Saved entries
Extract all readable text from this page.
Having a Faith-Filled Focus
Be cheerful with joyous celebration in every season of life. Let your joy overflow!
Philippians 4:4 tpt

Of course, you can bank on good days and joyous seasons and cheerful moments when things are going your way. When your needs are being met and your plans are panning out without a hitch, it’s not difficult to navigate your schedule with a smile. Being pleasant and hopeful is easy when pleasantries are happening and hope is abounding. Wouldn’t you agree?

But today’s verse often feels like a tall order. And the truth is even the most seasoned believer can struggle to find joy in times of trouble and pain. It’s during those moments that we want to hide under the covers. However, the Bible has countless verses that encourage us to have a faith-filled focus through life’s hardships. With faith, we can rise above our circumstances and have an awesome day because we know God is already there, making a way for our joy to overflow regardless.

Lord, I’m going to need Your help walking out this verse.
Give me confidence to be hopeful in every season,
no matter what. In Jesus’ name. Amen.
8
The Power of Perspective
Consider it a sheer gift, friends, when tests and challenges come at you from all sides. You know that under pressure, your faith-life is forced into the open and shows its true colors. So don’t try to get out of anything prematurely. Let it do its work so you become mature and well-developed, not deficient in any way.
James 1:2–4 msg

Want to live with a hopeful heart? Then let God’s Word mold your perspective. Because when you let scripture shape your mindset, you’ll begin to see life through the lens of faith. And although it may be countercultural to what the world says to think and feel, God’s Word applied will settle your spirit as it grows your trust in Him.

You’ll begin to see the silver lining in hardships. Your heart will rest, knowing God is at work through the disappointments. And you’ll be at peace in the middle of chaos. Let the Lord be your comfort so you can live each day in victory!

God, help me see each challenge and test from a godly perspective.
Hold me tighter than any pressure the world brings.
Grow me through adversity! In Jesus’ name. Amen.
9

§ **WORK REQUIRED**:
Search the data above for the string "from" and copy each line that has it.

§ **SOLUTION TO THE PROBLEM**:
Extract all readable text from this page.
Consider it a sheer gift, friends, when tests and challenges come at you from all sides. You know that under pressure, your faith-life is forced into the open and shows its true colors. So don’t try to get out of anything prematurely. Let it do its work so you become mature and well-developed, not deficient in any way.
God, help me see each challenge and test from a godly perspective.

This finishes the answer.